Gather all lines from the material that contain "Тюргешского".

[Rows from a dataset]
##########
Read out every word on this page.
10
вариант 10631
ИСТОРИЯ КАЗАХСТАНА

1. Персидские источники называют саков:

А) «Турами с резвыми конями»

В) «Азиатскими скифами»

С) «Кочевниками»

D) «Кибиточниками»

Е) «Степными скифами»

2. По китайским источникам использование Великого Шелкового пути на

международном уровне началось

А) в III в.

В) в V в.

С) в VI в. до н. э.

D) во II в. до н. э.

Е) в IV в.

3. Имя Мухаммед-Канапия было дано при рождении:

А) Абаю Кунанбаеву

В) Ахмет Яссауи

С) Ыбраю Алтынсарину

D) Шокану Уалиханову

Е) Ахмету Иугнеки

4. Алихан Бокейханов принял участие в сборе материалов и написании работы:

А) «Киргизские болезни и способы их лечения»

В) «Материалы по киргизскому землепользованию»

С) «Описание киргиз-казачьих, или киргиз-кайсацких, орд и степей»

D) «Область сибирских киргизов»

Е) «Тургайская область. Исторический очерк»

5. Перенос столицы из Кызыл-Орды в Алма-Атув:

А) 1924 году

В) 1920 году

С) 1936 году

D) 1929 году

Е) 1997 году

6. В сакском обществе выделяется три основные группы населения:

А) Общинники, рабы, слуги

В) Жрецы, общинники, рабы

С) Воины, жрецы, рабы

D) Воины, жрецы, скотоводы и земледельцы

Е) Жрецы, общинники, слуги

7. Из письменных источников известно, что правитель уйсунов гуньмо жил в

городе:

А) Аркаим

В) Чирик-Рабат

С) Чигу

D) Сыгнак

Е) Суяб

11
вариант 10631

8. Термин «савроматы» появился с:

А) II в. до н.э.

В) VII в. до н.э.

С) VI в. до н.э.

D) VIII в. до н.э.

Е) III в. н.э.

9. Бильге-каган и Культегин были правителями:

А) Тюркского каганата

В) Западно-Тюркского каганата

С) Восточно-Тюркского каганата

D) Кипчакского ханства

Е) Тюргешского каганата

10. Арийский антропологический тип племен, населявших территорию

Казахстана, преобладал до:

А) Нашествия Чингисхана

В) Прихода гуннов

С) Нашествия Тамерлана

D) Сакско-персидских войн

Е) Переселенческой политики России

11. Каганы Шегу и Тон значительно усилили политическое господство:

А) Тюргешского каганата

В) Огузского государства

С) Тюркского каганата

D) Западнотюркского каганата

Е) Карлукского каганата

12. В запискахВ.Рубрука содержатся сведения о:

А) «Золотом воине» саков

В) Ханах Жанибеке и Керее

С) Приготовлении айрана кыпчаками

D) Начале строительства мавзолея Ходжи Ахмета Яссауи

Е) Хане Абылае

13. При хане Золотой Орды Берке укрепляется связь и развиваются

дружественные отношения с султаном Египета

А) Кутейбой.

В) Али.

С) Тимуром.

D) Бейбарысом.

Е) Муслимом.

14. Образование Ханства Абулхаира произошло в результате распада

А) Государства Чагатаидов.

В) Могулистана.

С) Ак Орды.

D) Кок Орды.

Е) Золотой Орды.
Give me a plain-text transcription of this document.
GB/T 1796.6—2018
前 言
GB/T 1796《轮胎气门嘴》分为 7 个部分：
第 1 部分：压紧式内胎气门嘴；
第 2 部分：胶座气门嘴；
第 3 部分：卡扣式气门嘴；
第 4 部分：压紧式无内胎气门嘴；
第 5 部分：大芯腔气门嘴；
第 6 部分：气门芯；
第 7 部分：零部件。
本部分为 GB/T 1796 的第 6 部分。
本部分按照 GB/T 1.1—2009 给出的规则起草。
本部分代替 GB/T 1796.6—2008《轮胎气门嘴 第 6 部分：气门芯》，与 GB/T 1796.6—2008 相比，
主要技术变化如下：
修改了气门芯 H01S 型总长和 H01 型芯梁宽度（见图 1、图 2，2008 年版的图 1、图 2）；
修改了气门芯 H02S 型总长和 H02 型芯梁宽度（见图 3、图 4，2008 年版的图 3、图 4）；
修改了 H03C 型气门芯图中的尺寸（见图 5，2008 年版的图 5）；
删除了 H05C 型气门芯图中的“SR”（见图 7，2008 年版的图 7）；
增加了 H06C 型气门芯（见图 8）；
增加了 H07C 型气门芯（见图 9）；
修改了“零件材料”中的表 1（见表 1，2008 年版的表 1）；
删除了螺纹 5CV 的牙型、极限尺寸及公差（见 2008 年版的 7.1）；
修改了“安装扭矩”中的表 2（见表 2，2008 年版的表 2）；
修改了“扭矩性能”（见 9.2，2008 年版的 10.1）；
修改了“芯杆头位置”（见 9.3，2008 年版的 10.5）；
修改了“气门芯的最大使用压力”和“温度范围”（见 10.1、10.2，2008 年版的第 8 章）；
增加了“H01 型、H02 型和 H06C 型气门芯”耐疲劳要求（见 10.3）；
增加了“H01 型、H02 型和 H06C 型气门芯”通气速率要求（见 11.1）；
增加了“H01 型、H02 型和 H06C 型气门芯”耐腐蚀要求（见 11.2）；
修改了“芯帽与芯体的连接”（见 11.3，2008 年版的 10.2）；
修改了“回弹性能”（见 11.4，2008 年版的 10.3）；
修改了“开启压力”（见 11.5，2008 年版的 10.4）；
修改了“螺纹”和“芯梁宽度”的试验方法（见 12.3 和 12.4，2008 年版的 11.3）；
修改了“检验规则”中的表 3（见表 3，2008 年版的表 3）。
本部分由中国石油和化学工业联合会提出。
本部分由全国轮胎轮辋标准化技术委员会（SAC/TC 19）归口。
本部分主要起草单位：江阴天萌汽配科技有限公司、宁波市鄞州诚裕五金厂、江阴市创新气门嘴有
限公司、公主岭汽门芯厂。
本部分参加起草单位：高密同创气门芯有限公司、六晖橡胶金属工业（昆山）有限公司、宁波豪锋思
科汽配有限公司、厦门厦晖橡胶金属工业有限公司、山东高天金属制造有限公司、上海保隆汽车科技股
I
##########
### Solution to this problem
Е) Тюргешского каганата
А) Тюргешского каганата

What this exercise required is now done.